* [JOB]:
Copy every record below exactly.

**** DATA SECTION ****

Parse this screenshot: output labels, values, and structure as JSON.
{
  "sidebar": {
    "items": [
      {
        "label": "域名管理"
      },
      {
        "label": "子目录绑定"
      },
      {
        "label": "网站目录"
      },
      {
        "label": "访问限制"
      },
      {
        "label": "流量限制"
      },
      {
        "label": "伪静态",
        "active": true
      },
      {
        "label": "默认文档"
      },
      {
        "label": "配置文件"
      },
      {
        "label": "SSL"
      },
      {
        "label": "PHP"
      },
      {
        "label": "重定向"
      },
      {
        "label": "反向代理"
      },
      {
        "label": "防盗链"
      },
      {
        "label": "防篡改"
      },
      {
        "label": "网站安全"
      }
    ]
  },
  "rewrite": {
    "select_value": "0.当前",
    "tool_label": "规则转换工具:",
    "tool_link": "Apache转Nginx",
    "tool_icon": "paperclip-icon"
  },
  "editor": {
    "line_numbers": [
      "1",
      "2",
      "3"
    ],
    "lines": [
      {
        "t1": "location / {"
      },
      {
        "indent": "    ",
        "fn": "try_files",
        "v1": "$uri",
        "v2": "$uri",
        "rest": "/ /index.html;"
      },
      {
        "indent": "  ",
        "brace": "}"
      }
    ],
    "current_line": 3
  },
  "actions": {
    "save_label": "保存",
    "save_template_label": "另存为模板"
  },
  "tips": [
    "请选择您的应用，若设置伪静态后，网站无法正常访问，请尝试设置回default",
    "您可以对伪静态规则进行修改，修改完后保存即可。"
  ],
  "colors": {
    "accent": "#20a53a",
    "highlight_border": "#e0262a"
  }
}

****

* [THE RESULT]:
Parse this screenshot: output labels, values, and structure as JSON.
{
  "sidebar": {
    "items": [
      {
        "label": "域名管理"
      },
      {
        "label": "子目录绑定"
      },
      {
        "label": "网站目录"
      },
      {
        "label": "访问限制"
      },
      {
        "label": "流量限制"
      },
      {
        "label": "伪静态",
        "active": true
      },
      {
        "label": "默认文档"
      },
      {
        "label": "配置文件"
      },
      {
        "label": "SSL"
      },
      {
        "label": "PHP"
      },
      {
        "label": "重定向"
      },
      {
        "label": "反向代理"
      },
      {
        "label": "防盗链"
      },
      {
        "label": "防篡改"
      },
      {
        "label": "网站安全"
      }
    ]
  },
  "rewrite": {
    "select_value": "0.当前",
    "tool_label": "规则转换工具:",
    "tool_link": "Apache转Nginx",
    "tool_icon": "paperclip-icon"
  },
  "editor": {
    "line_numbers": [
      "1",
      "2",
      "3"
    ],
    "lines": [
      {
        "t1": "location / {"
      },
      {
        "indent": "    ",
        "fn": "try_files",
        "v1": "$uri",
        "v2": "$uri",
        "rest": "/ /index.html;"
      },
      {
        "indent": "  ",
        "brace": "}"
      }
    ],
    "current_line": 3
  },
  "actions": {
    "save_label": "保存",
    "save_template_label": "另存为模板"
  },
  "tips": [
    "请选择您的应用，若设置伪静态后，网站无法正常访问，请尝试设置回default",
    "您可以对伪静态规则进行修改，修改完后保存即可。"
  ],
  "colors": {
    "accent": "#20a53a",
    "highlight_border": "#e0262a"
  }
}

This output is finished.